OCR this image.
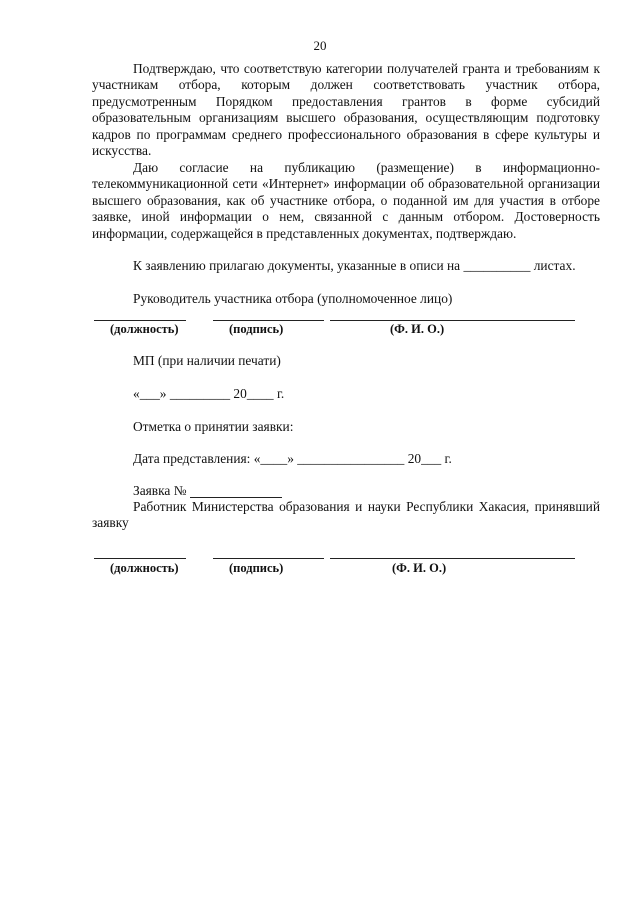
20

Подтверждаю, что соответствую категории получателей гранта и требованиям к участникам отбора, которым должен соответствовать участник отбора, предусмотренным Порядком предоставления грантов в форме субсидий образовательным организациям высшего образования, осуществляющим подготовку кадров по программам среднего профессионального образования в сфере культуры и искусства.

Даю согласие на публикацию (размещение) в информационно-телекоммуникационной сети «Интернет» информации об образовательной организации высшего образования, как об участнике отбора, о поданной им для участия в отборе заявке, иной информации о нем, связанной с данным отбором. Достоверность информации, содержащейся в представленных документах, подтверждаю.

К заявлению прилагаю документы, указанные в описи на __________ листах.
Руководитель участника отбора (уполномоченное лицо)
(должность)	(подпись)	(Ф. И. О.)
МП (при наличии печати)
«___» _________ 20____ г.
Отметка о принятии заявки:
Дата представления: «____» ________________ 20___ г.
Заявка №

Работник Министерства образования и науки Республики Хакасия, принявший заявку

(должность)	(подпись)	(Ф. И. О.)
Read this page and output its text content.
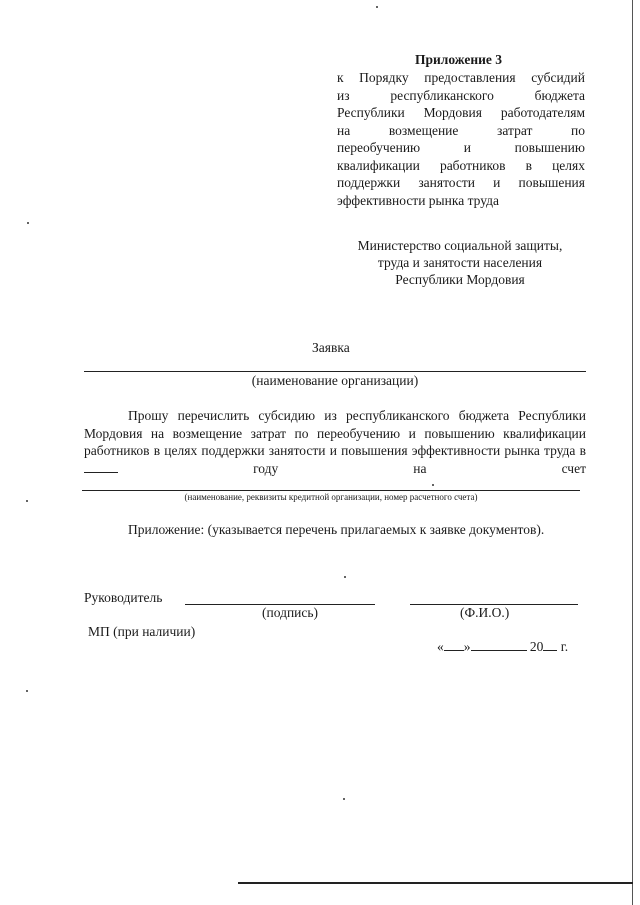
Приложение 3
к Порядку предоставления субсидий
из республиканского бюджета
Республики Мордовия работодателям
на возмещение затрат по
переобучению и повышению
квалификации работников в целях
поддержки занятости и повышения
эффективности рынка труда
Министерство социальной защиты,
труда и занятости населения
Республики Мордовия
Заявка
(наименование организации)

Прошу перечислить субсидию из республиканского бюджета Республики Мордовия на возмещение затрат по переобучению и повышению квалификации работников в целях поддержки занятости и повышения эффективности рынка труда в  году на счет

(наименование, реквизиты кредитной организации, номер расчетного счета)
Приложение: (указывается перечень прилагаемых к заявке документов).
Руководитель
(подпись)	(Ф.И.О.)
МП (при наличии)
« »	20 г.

· · · ·

WHAT IS NEEDED:
Using the material above, gather every line that includes "республиканского".

SOLUTION:
из республиканского бюджета
Прошу перечислить субсидию из республиканского бюджета Республики Мордовия на возмещение затрат по переобучению и повышению квалификации работников в целях поддержки занятости и повышения эффективности рынка труда в  году на счет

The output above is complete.